━━━━━ PROVIDED INFORMATION ━━━━━

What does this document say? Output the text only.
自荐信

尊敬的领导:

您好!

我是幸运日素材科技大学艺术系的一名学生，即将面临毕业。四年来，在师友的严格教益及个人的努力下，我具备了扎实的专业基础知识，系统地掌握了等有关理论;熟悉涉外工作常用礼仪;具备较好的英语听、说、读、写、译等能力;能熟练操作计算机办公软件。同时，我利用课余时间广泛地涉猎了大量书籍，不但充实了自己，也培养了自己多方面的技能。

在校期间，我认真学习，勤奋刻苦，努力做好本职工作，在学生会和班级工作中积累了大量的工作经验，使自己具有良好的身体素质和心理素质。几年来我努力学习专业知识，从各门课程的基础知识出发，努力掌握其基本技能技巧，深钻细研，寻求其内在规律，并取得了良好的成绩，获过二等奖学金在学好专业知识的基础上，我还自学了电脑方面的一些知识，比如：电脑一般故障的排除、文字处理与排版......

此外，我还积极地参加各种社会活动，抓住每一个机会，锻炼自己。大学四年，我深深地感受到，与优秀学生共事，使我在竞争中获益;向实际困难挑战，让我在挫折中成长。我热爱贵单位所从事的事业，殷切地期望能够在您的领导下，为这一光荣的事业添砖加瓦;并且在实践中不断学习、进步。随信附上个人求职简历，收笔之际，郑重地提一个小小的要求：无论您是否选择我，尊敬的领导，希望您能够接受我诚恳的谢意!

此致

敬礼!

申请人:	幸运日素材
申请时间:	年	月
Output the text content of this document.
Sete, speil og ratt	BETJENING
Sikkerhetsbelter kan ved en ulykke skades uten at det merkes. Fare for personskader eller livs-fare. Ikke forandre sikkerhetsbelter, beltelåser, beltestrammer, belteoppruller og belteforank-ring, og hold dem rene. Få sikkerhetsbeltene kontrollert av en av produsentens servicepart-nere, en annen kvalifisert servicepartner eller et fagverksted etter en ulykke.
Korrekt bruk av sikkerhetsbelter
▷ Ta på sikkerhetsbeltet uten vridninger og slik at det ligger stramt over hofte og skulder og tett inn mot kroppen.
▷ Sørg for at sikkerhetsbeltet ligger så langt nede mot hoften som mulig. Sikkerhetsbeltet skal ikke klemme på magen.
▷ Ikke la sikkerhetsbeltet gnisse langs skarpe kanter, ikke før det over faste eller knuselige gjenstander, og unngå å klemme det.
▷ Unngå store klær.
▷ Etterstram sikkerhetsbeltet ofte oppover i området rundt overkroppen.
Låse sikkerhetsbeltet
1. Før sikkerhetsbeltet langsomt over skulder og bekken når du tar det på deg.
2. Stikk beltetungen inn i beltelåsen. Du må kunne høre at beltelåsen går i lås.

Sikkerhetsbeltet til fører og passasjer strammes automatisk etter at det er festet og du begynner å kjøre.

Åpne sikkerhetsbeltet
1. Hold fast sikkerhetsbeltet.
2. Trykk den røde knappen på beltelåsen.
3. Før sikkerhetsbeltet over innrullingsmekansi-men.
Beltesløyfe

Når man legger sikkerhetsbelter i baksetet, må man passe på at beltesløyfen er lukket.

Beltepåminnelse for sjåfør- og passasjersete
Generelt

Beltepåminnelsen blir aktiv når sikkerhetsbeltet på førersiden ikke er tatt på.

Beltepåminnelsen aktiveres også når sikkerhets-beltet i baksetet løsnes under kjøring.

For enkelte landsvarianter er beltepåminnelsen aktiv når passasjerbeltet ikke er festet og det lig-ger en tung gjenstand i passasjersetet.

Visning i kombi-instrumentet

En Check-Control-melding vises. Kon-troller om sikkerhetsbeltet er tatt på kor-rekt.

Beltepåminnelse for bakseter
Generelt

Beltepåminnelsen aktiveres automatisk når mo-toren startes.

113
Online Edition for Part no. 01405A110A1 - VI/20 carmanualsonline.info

━━━━━

— INSTRUCTIONS FOR THE TASK —
Write out all of the records once more, exactly.

— FINISHED ANSWER —
What does this document say? Output the text only.
自荐信

尊敬的领导:

您好!

我是幸运日素材科技大学艺术系的一名学生，即将面临毕业。四年来，在师友的严格教益及个人的努力下，我具备了扎实的专业基础知识，系统地掌握了等有关理论;熟悉涉外工作常用礼仪;具备较好的英语听、说、读、写、译等能力;能熟练操作计算机办公软件。同时，我利用课余时间广泛地涉猎了大量书籍，不但充实了自己，也培养了自己多方面的技能。

在校期间，我认真学习，勤奋刻苦，努力做好本职工作，在学生会和班级工作中积累了大量的工作经验，使自己具有良好的身体素质和心理素质。几年来我努力学习专业知识，从各门课程的基础知识出发，努力掌握其基本技能技巧，深钻细研，寻求其内在规律，并取得了良好的成绩，获过二等奖学金在学好专业知识的基础上，我还自学了电脑方面的一些知识，比如：电脑一般故障的排除、文字处理与排版......

此外，我还积极地参加各种社会活动，抓住每一个机会，锻炼自己。大学四年，我深深地感受到，与优秀学生共事，使我在竞争中获益;向实际困难挑战，让我在挫折中成长。我热爱贵单位所从事的事业，殷切地期望能够在您的领导下，为这一光荣的事业添砖加瓦;并且在实践中不断学习、进步。随信附上个人求职简历，收笔之际，郑重地提一个小小的要求：无论您是否选择我，尊敬的领导，希望您能够接受我诚恳的谢意!

此致

敬礼!

申请人:	幸运日素材
申请时间:	年	月
Output the text content of this document.
Sete, speil og ratt	BETJENING
Sikkerhetsbelter kan ved en ulykke skades uten at det merkes. Fare for personskader eller livs-fare. Ikke forandre sikkerhetsbelter, beltelåser, beltestrammer, belteoppruller og belteforank-ring, og hold dem rene. Få sikkerhetsbeltene kontrollert av en av produsentens servicepart-nere, en annen kvalifisert servicepartner eller et fagverksted etter en ulykke.
Korrekt bruk av sikkerhetsbelter
▷ Ta på sikkerhetsbeltet uten vridninger og slik at det ligger stramt over hofte og skulder og tett inn mot kroppen.
▷ Sørg for at sikkerhetsbeltet ligger så langt nede mot hoften som mulig. Sikkerhetsbeltet skal ikke klemme på magen.
▷ Ikke la sikkerhetsbeltet gnisse langs skarpe kanter, ikke før det over faste eller knuselige gjenstander, og unngå å klemme det.
▷ Unngå store klær.
▷ Etterstram sikkerhetsbeltet ofte oppover i området rundt overkroppen.
Låse sikkerhetsbeltet
1. Før sikkerhetsbeltet langsomt over skulder og bekken når du tar det på deg.
2. Stikk beltetungen inn i beltelåsen. Du må kunne høre at beltelåsen går i lås.

Sikkerhetsbeltet til fører og passasjer strammes automatisk etter at det er festet og du begynner å kjøre.

Åpne sikkerhetsbeltet
1. Hold fast sikkerhetsbeltet.
2. Trykk den røde knappen på beltelåsen.
3. Før sikkerhetsbeltet over innrullingsmekansi-men.
Beltesløyfe

Når man legger sikkerhetsbelter i baksetet, må man passe på at beltesløyfen er lukket.

Beltepåminnelse for sjåfør- og passasjersete
Generelt

Beltepåminnelsen blir aktiv når sikkerhetsbeltet på førersiden ikke er tatt på.

Beltepåminnelsen aktiveres også når sikkerhets-beltet i baksetet løsnes under kjøring.

For enkelte landsvarianter er beltepåminnelsen aktiv når passasjerbeltet ikke er festet og det lig-ger en tung gjenstand i passasjersetet.

Visning i kombi-instrumentet

En Check-Control-melding vises. Kon-troller om sikkerhetsbeltet er tatt på kor-rekt.

Beltepåminnelse for bakseter
Generelt

Beltepåminnelsen aktiveres automatisk når mo-toren startes.

113
Online Edition for Part no. 01405A110A1 - VI/20 carmanualsonline.info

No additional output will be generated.